***** Extracted data
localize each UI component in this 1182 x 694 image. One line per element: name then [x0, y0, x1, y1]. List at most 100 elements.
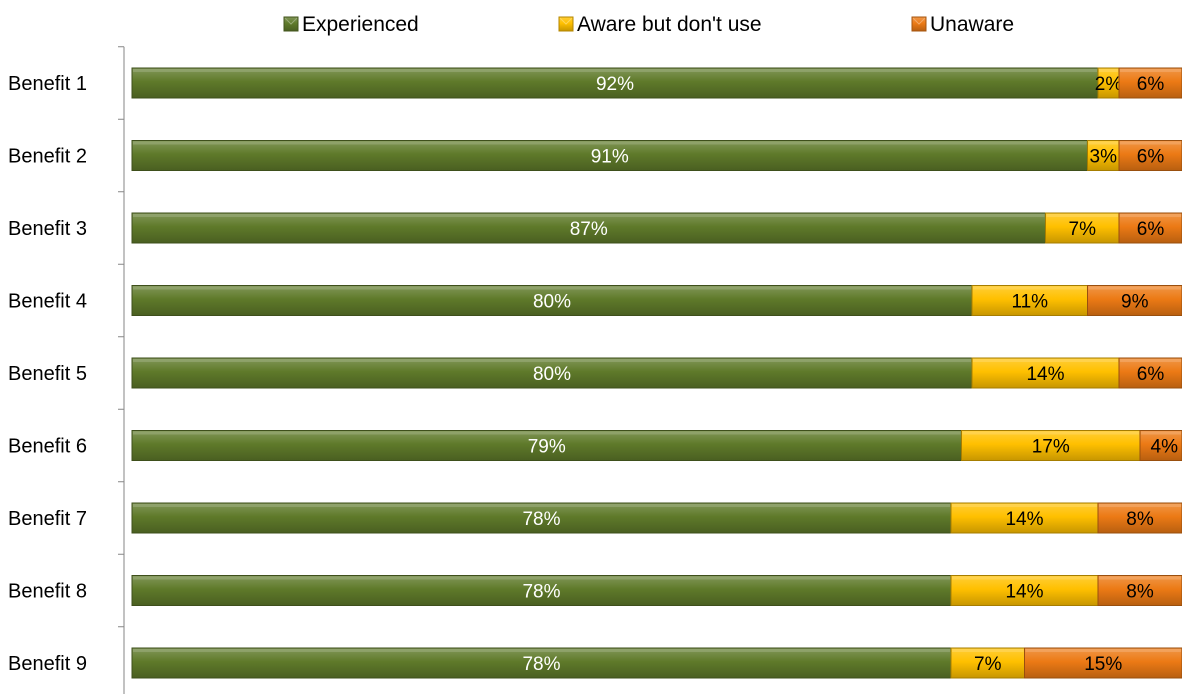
bar-segment-highlight [133, 431, 961, 435]
bar-segment-experienced [131, 647, 952, 679]
bar-segment-highlight [133, 649, 950, 652]
category-label: Benefit 6 [8, 436, 87, 458]
bars: Benefit 1 92% 2% 6%Benefit 2 91% 3% 6%Benefit … [8, 67, 1182, 679]
bar-label-experienced: 91% [591, 147, 629, 168]
bar-segment-unaware [1097, 575, 1182, 606]
bar-segment-highlight [133, 214, 1045, 217]
bar-segment-aware-but-don-t-use [950, 647, 1025, 679]
bar-segment-experienced [131, 502, 952, 534]
bar-segment-highlight [1120, 214, 1181, 217]
bar-label-experienced: 87% [570, 219, 608, 240]
bar-segment-experienced [131, 140, 1088, 171]
bar-label-experienced: 80% [533, 364, 571, 385]
bar-segment-highlight [952, 576, 1097, 580]
bar-segment-unaware [1118, 212, 1182, 244]
bar-segment-unaware [1118, 140, 1182, 171]
category-label: Benefit 2 [8, 146, 87, 168]
bar-label-unaware: 15% [1084, 654, 1122, 675]
bar-segment-highlight [133, 69, 1097, 72]
bar-row-benefit-8: Benefit 8 78% 14% 8% [8, 575, 1182, 606]
category-label: Benefit 7 [8, 508, 87, 530]
bar-segment-experienced [131, 575, 952, 606]
bar-row-benefit-5: Benefit 5 80% 14% 6% [8, 357, 1182, 389]
bar-label-unaware: 8% [1126, 509, 1154, 530]
bar-segment-aware-but-don-t-use [971, 285, 1088, 316]
legend-label-experienced: Experienced [302, 13, 419, 36]
category-label: Benefit 5 [8, 363, 87, 385]
bar-segment-highlight [133, 286, 971, 290]
bar-label-unaware: 6% [1137, 219, 1165, 240]
bar-segment-unaware [1118, 67, 1182, 99]
bar-segment-unaware [1118, 357, 1182, 389]
bar-row-benefit-9: Benefit 9 78% 7% 15% [8, 647, 1182, 679]
bar-label-unaware: 8% [1126, 582, 1154, 603]
bar-label-unaware: 6% [1137, 364, 1165, 385]
bar-segment-highlight [973, 359, 1118, 362]
bar-segment-unaware [1087, 285, 1182, 316]
bar-segment-experienced [131, 67, 1099, 99]
category-label: Benefit 4 [8, 291, 87, 313]
bar-label-unaware: 6% [1137, 147, 1165, 168]
legend-label-unaware: Unaware [930, 13, 1014, 36]
bar-label-experienced: 80% [533, 292, 571, 313]
bar-label-unaware: 4% [1151, 437, 1179, 458]
bar-row-benefit-7: Benefit 7 78% 14% 8% [8, 502, 1182, 534]
bar-segment-highlight [133, 504, 950, 507]
bar-segment-highlight [952, 504, 1097, 507]
bar-row-benefit-3: Benefit 3 87% 7% 6% [8, 212, 1182, 244]
bar-segment-highlight [1099, 504, 1181, 507]
bar-segment-highlight [1046, 214, 1118, 217]
bar-segment-highlight [1099, 576, 1181, 580]
bar-segment-highlight [1088, 141, 1118, 145]
bar-label-aware-but-don-t-use: 2% [1095, 74, 1123, 95]
legend-swatch-detail [559, 17, 573, 25]
bar-label-aware-but-don-t-use: 14% [1005, 582, 1043, 603]
bar-segment-unaware [1024, 647, 1182, 679]
bar-label-experienced: 78% [522, 582, 560, 603]
bar-segment-highlight [133, 141, 1087, 145]
bar-label-aware-but-don-t-use: 7% [974, 654, 1002, 675]
bar-segment-highlight [1120, 69, 1181, 72]
bar-segment-highlight [133, 576, 950, 580]
legend-label-aware-but-don-t-use: Aware but don't use [577, 13, 762, 36]
bar-segment-highlight [1088, 286, 1181, 290]
legend-item-unaware: Unaware [911, 13, 1014, 36]
bar-segment-highlight [952, 649, 1024, 652]
bar-label-aware-but-don-t-use: 7% [1069, 219, 1097, 240]
bar-segment-aware-but-don-t-use [950, 575, 1099, 606]
bar-label-aware-but-don-t-use: 14% [1005, 509, 1043, 530]
bar-segment-aware-but-don-t-use [1087, 140, 1120, 171]
legend-swatch-detail [284, 17, 298, 25]
legend-item-experienced: Experienced [283, 13, 419, 36]
bar-segment-highlight [962, 431, 1139, 435]
category-label: Benefit 3 [8, 218, 87, 240]
bar-row-benefit-1: Benefit 1 92% 2% 6% [8, 67, 1182, 99]
bar-segment-experienced [131, 357, 973, 389]
bar-label-experienced: 79% [528, 437, 566, 458]
bar-segment-highlight [973, 286, 1087, 290]
bar-segment-aware-but-don-t-use [971, 357, 1120, 389]
bar-segment-highlight [1141, 431, 1181, 435]
bar-label-unaware: 9% [1121, 292, 1149, 313]
legend: Experienced Aware but don't use Unaware [283, 13, 1014, 36]
bar-row-benefit-2: Benefit 2 91% 3% 6% [8, 140, 1182, 171]
bar-label-experienced: 78% [522, 654, 560, 675]
bar-label-aware-but-don-t-use: 14% [1026, 364, 1064, 385]
bar-label-aware-but-don-t-use: 17% [1032, 437, 1070, 458]
legend-item-aware-but-don-t-use: Aware but don't use [558, 13, 762, 36]
bar-segment-highlight [133, 359, 971, 362]
legend-swatch-detail [912, 17, 926, 25]
bar-label-unaware: 6% [1137, 74, 1165, 95]
bar-row-benefit-6: Benefit 6 79% 17% 4% [8, 430, 1182, 461]
bar-row-benefit-4: Benefit 4 80% 11% 9% [8, 285, 1182, 316]
category-label: Benefit 9 [8, 653, 87, 675]
bar-segment-experienced [131, 285, 973, 316]
bar-segment-unaware [1139, 430, 1182, 461]
category-label: Benefit 8 [8, 581, 87, 603]
bar-label-experienced: 78% [522, 509, 560, 530]
bar-segment-highlight [1120, 141, 1181, 145]
category-axis [118, 46, 125, 694]
bar-segment-highlight [1025, 649, 1181, 652]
**********
_The task_
Copy the records word for word, starting with the line containing "bar-segment-highlight [133, 431, 961, 435]" and ending with the line containing "bar-label-unaware: 8% [1126, 509, 1154, 530]", both of those lines included.

_Solution to the problem_
bar-segment-highlight [133, 431, 961, 435]
bar-segment-experienced [131, 647, 952, 679]
bar-segment-highlight [133, 649, 950, 652]
category-label: Benefit 6 [8, 436, 87, 458]
bars: Benefit 1 92% 2% 6%Benefit 2 91% 3% 6%Benefit … [8, 67, 1182, 679]
bar-label-experienced: 91% [591, 147, 629, 168]
bar-segment-unaware [1097, 575, 1182, 606]
bar-segment-highlight [133, 214, 1045, 217]
bar-segment-aware-but-don-t-use [950, 647, 1025, 679]
bar-segment-experienced [131, 502, 952, 534]
bar-segment-highlight [1120, 214, 1181, 217]
bar-label-experienced: 87% [570, 219, 608, 240]
bar-segment-experienced [131, 140, 1088, 171]
bar-label-experienced: 80% [533, 364, 571, 385]
bar-segment-highlight [952, 576, 1097, 580]
bar-segment-unaware [1118, 212, 1182, 244]
bar-segment-unaware [1118, 140, 1182, 171]
category-label: Benefit 2 [8, 146, 87, 168]
bar-label-unaware: 15% [1084, 654, 1122, 675]
bar-segment-highlight [133, 69, 1097, 72]
bar-row-benefit-8: Benefit 8 78% 14% 8% [8, 575, 1182, 606]
category-label: Benefit 7 [8, 508, 87, 530]
bar-segment-experienced [131, 575, 952, 606]
bar-row-benefit-5: Benefit 5 80% 14% 6% [8, 357, 1182, 389]
bar-label-unaware: 8% [1126, 509, 1154, 530]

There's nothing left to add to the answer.